REQUEST:
Gather the lines that hold the string "考查副词".

SUPPLIED INFORMATION:

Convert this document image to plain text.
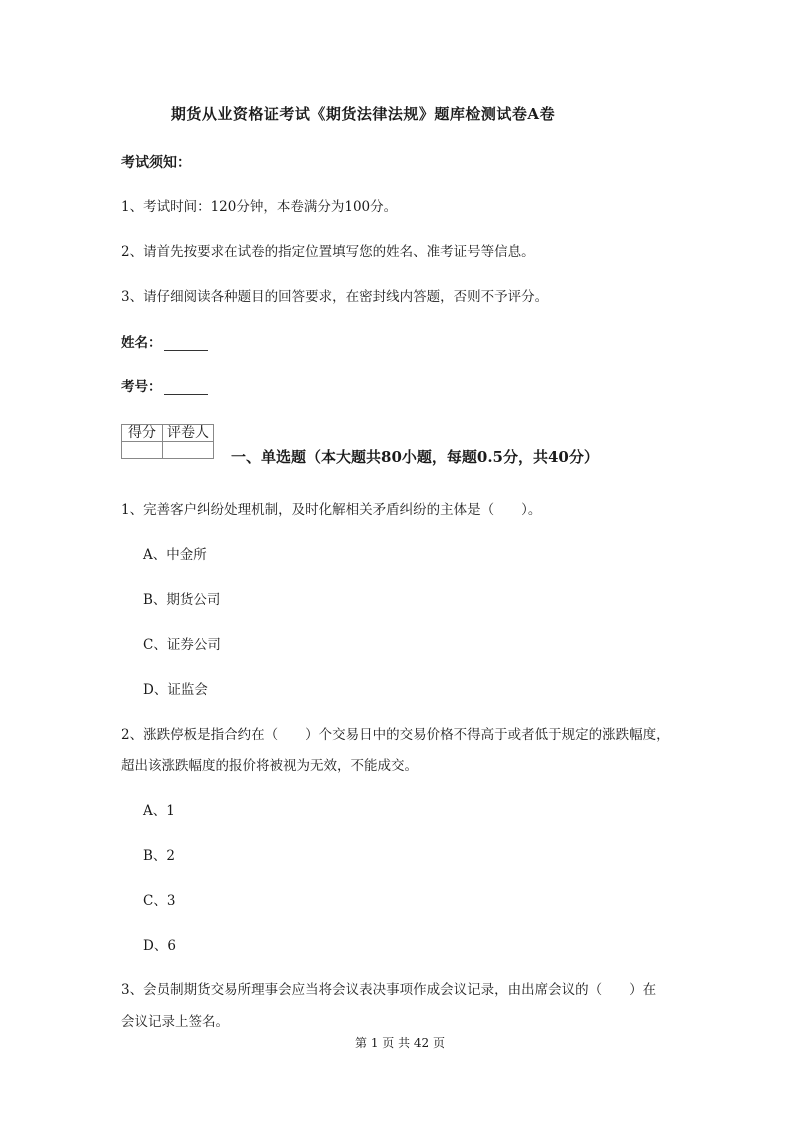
期货从业资格证考试《期货法律法规》题库检测试卷A卷
考试须知：
1、考试时间：120分钟，本卷满分为100分。
2、请首先按要求在试卷的指定位置填写您的姓名、准考证号等信息。
3、请仔细阅读各种题目的回答要求，在密封线内答题，否则不予评分。
姓名：
考号：
得分	评卷人

一、单选题（本大题共80小题，每题0.5分，共40分）
1、完善客户纠纷处理机制，及时化解相关矛盾纠纷的主体是（　　）。
A、中金所
B、期货公司
C、证券公司
D、证监会
2、涨跌停板是指合约在（　　）个交易日中的交易价格不得高于或者低于规定的涨跌幅度，
超出该涨跌幅度的报价将被视为无效，不能成交。
A、1
B、2
C、3
D、6
3、会员制期货交易所理事会应当将会议表决事项作成会议记录，由出席会议的（　　）在
会议记录上签名。
第 1 页 共 42 页
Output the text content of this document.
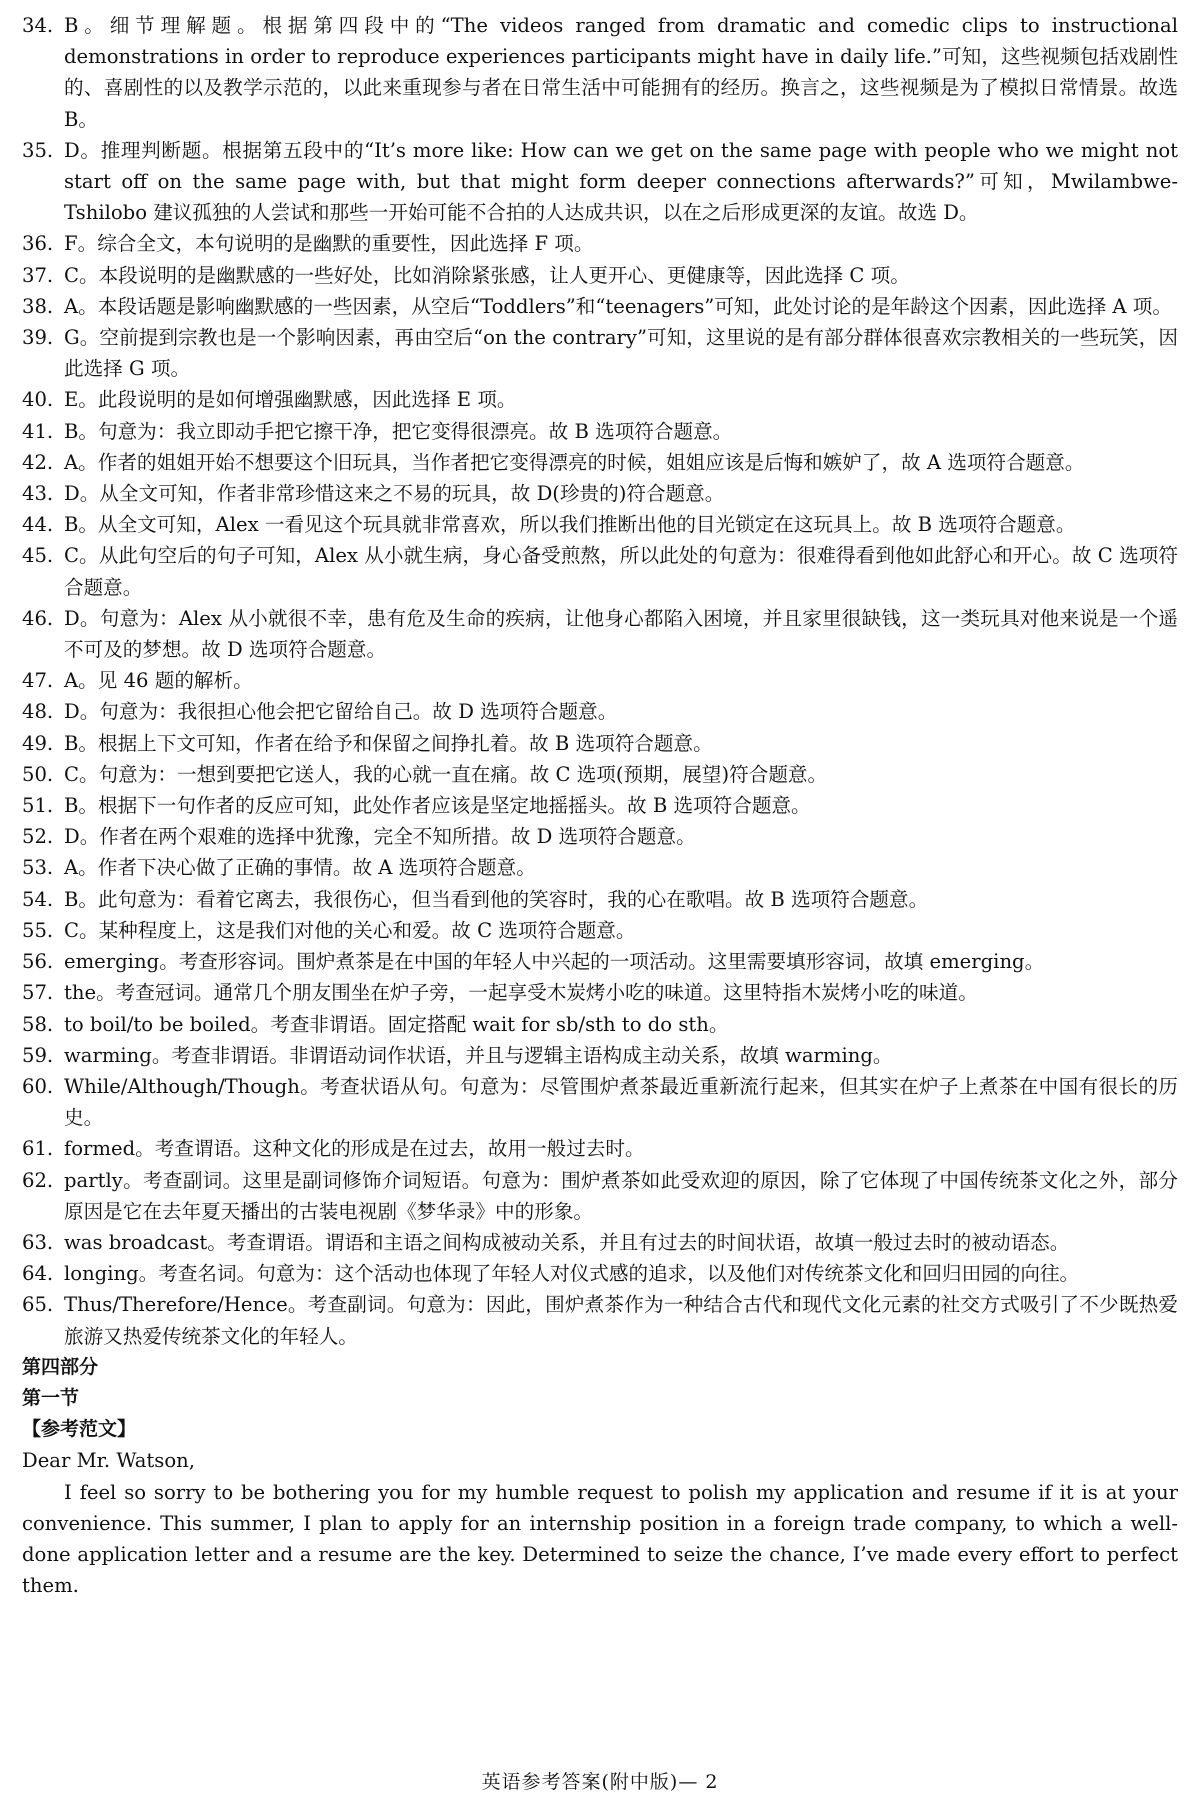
34. B。细节理解题。根据第四段中的“The videos ranged from dramatic and comedic clips to instructional demonstrations in order to reproduce experiences participants might have in daily life.”可知，这些视频包括戏剧性的、喜剧性的以及教学示范的，以此来重现参与者在日常生活中可能拥有的经历。换言之，这些视频是为了模拟日常情景。故选 B。
35. D。推理判断题。根据第五段中的“It’s more like: How can we get on the same page with people who we might not start off on the same page with, but that might form deeper connections afterwards?”可知，Mwilambwe-Tshilobo 建议孤独的人尝试和那些一开始可能不合拍的人达成共识，以在之后形成更深的友谊。故选 D。
36. F。综合全文，本句说明的是幽默的重要性，因此选择 F 项。
37. C。本段说明的是幽默感的一些好处，比如消除紧张感，让人更开心、更健康等，因此选择 C 项。
38. A。本段话题是影响幽默感的一些因素，从空后“Toddlers”和“teenagers”可知，此处讨论的是年龄这个因素，因此选择 A 项。
39. G。空前提到宗教也是一个影响因素，再由空后“on the contrary”可知，这里说的是有部分群体很喜欢宗教相关的一些玩笑，因此选择 G 项。
40. E。此段说明的是如何增强幽默感，因此选择 E 项。
41. B。句意为：我立即动手把它擦干净，把它变得很漂亮。故 B 选项符合题意。
42. A。作者的姐姐开始不想要这个旧玩具，当作者把它变得漂亮的时候，姐姐应该是后悔和嫉妒了，故 A 选项符合题意。
43. D。从全文可知，作者非常珍惜这来之不易的玩具，故 D(珍贵的)符合题意。
44. B。从全文可知，Alex 一看见这个玩具就非常喜欢，所以我们推断出他的目光锁定在这玩具上。故 B 选项符合题意。
45. C。从此句空后的句子可知，Alex 从小就生病，身心备受煎熬，所以此处的句意为：很难得看到他如此舒心和开心。故 C 选项符合题意。
46. D。句意为：Alex 从小就很不幸，患有危及生命的疾病，让他身心都陷入困境，并且家里很缺钱，这一类玩具对他来说是一个遥不可及的梦想。故 D 选项符合题意。
47. A。见 46 题的解析。
48. D。句意为：我很担心他会把它留给自己。故 D 选项符合题意。
49. B。根据上下文可知，作者在给予和保留之间挣扎着。故 B 选项符合题意。
50. C。句意为：一想到要把它送人，我的心就一直在痛。故 C 选项(预期，展望)符合题意。
51. B。根据下一句作者的反应可知，此处作者应该是坚定地摇摇头。故 B 选项符合题意。
52. D。作者在两个艰难的选择中犹豫，完全不知所措。故 D 选项符合题意。
53. A。作者下决心做了正确的事情。故 A 选项符合题意。
54. B。此句意为：看着它离去，我很伤心，但当看到他的笑容时，我的心在歌唱。故 B 选项符合题意。
55. C。某种程度上，这是我们对他的关心和爱。故 C 选项符合题意。
56. emerging。考查形容词。围炉煮茶是在中国的年轻人中兴起的一项活动。这里需要填形容词，故填 emerging。
57. the。考查冠词。通常几个朋友围坐在炉子旁，一起享受木炭烤小吃的味道。这里特指木炭烤小吃的味道。
58. to boil/to be boiled。考查非谓语。固定搭配 wait for sb/sth to do sth。
59. warming。考查非谓语。非谓语动词作状语，并且与逻辑主语构成主动关系，故填 warming。
60. While/Although/Though。考查状语从句。句意为：尽管围炉煮茶最近重新流行起来，但其实在炉子上煮茶在中国有很长的历史。
61. formed。考查谓语。这种文化的形成是在过去，故用一般过去时。
62. partly。考查副词。这里是副词修饰介词短语。句意为：围炉煮茶如此受欢迎的原因，除了它体现了中国传统茶文化之外，部分原因是它在去年夏天播出的古装电视剧《梦华录》中的形象。
63. was broadcast。考查谓语。谓语和主语之间构成被动关系，并且有过去的时间状语，故填一般过去时的被动语态。
64. longing。考查名词。句意为：这个活动也体现了年轻人对仪式感的追求，以及他们对传统茶文化和回归田园的向往。
65. Thus/Therefore/Hence。考查副词。句意为：因此，围炉煮茶作为一种结合古代和现代文化元素的社交方式吸引了不少既热爱旅游又热爱传统茶文化的年轻人。
第四部分
第一节
【参考范文】
Dear Mr. Watson,
I feel so sorry to be bothering you for my humble request to polish my application and resume if it is at your convenience. This summer, I plan to apply for an internship position in a foreign trade company, to which a well-done application letter and a resume are the key. Determined to seize the chance, I’ve made every effort to perfect them.
英语参考答案(附中版)— 2
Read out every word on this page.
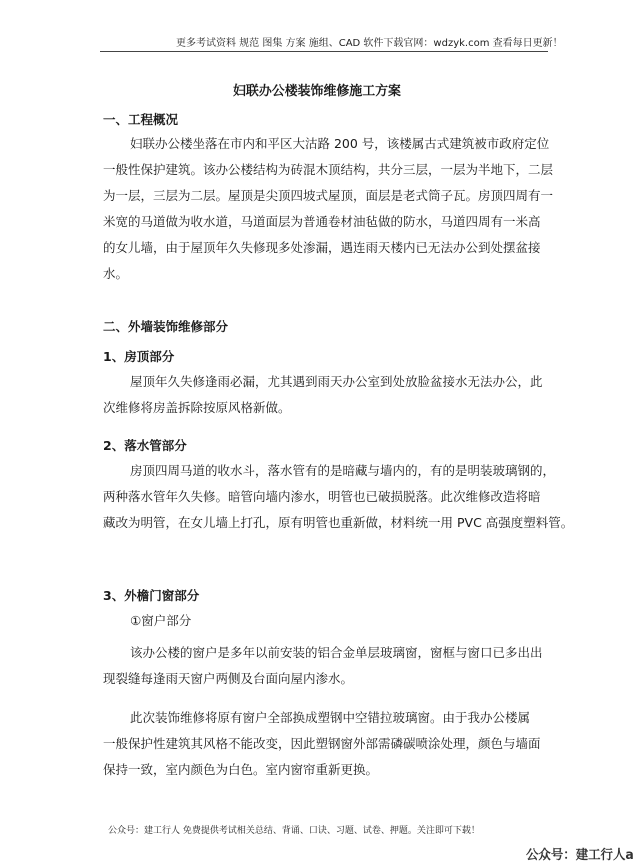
更多考试资料 规范 图集 方案 施组、CAD 软件下载官网：wdzyk.com 查看每日更新！
妇联办公楼装饰维修施工方案
一、工程概况
妇联办公楼坐落在市内和平区大沽路 200 号，该楼属古式建筑被市政府定位
一般性保护建筑。该办公楼结构为砖混木顶结构，共分三层，一层为半地下，二层
为一层，三层为二层。屋顶是尖顶四坡式屋顶，面层是老式筒子瓦。房顶四周有一
米宽的马道做为收水道，马道面层为普通卷材油毡做的防水，马道四周有一米高
的女儿墙，由于屋顶年久失修现多处渗漏，遇连雨天楼内已无法办公到处摆盆接
水。
二、外墙装饰维修部分
1、房顶部分
屋顶年久失修逢雨必漏，尤其遇到雨天办公室到处放脸盆接水无法办公，此
次维修将房盖拆除按原风格新做。
2、落水管部分
房顶四周马道的收水斗，落水管有的是暗藏与墙内的，有的是明装玻璃钢的，
两种落水管年久失修。暗管向墙内渗水，明管也已破损脱落。此次维修改造将暗
藏改为明管，在女儿墙上打孔，原有明管也重新做，材料统一用 PVC 高强度塑料管。
3、外檐门窗部分
①窗户部分
该办公楼的窗户是多年以前安装的铝合金单层玻璃窗，窗框与窗口已多出出
现裂缝每逢雨天窗户两侧及台面向屋内渗水。
此次装饰维修将原有窗户全部换成塑钢中空错拉玻璃窗。由于我办公楼属
一般保护性建筑其风格不能改变，因此塑钢窗外部需磷碳喷涂处理，颜色与墙面
保持一致，室内颜色为白色。室内窗帘重新更换。
公众号：建工行人 免费提供考试相关总结、背诵、口诀、习题、试卷、押题。关注即可下载！
公众号：建工行人a
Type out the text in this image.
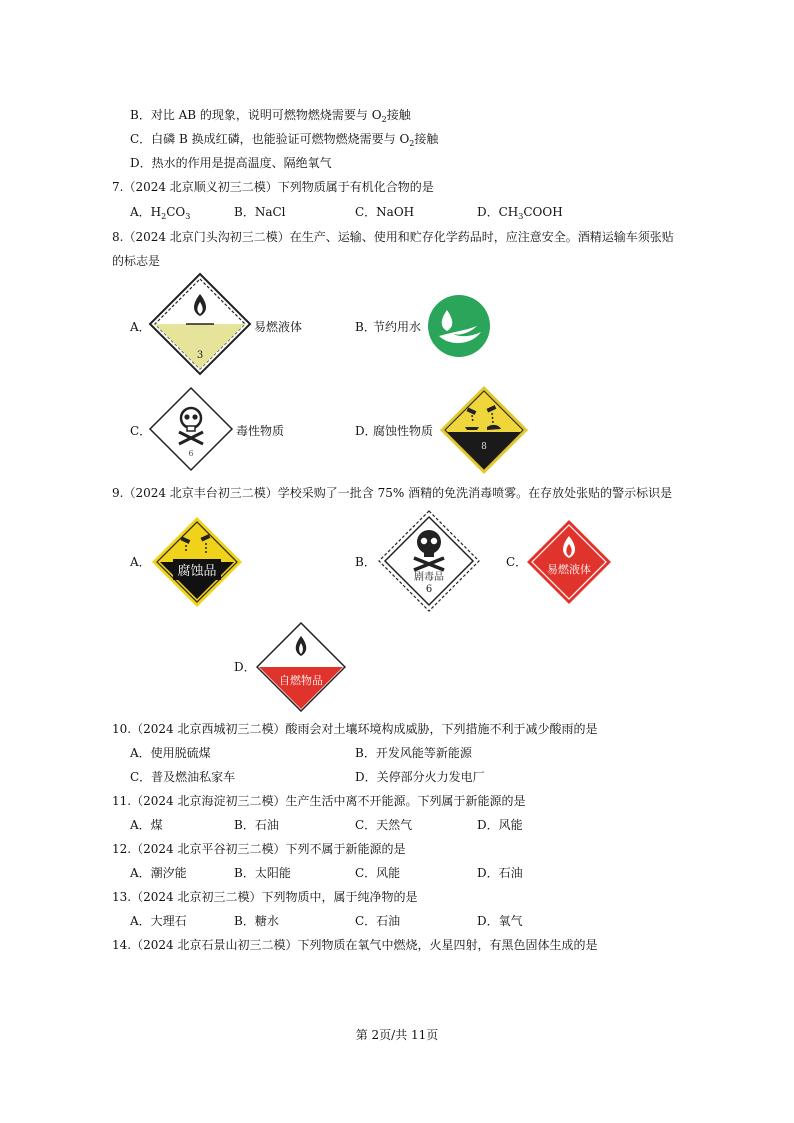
B．对比 AB 的现象，说明可燃物燃烧需要与 $O_2$接触
C．白磷 B 换成红磷，也能验证可燃物燃烧需要与 $O_2$接触
D．热水的作用是提高温度、隔绝氧气
7.（2024 北京顺义初三二模）下列物质属于有机化合物的是
A．$H_2CO_3$	B．NaCl	C．NaOH	D．$CH_3COOH$
8.（2024 北京门头沟初三二模）在生产、运输、使用和贮存化学药品时，应注意安全。酒精运输车须张贴
的标志是
A．
3
易燃液体	B．
节约用水
C．
6
毒性物质	D．
腐蚀性物质
8
9.（2024 北京丰台初三二模）学校采购了一批含 75% 酒精的免洗消毒喷雾。在存放处张贴的警示标识是
A．
腐蚀品
B．
剧毒品
6
C．
易燃液体
D．
自燃物品
10.（2024 北京西城初三二模）酸雨会对土壤环境构成威胁，下列措施不利于减少酸雨的是
A．使用脱硫煤	B．开发风能等新能源
C．普及燃油私家车	D．关停部分火力发电厂
11.（2024 北京海淀初三二模）生产生活中离不开能源。下列属于新能源的是
A．煤	B．石油	C．天然气	D．风能
12.（2024 北京平谷初三二模）下列不属于新能源的是
A．潮汐能	B．太阳能	C．风能	D．石油
13.（2024 北京初三二模）下列物质中，属于纯净物的是
A．大理石	B．糖水	C．石油	D．氧气
14.（2024 北京石景山初三二模）下列物质在氧气中燃烧，火星四射，有黑色固体生成的是
第 2页/共 11页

EXERCISE OUTPUT:
62. partly。考查副词。这里是副词修饰介词短语。句意为：围炉煮茶如此受欢迎的原因，除了它体现了中国传统茶文化之外，部分原因是它在去年夏天播出的古装电视剧《梦华录》中的形象。
65. Thus/Therefore/Hence。考查副词。句意为：因此，围炉煮茶作为一种结合古代和现代文化元素的社交方式吸引了不少既热爱旅游又热爱传统茶文化的年轻人。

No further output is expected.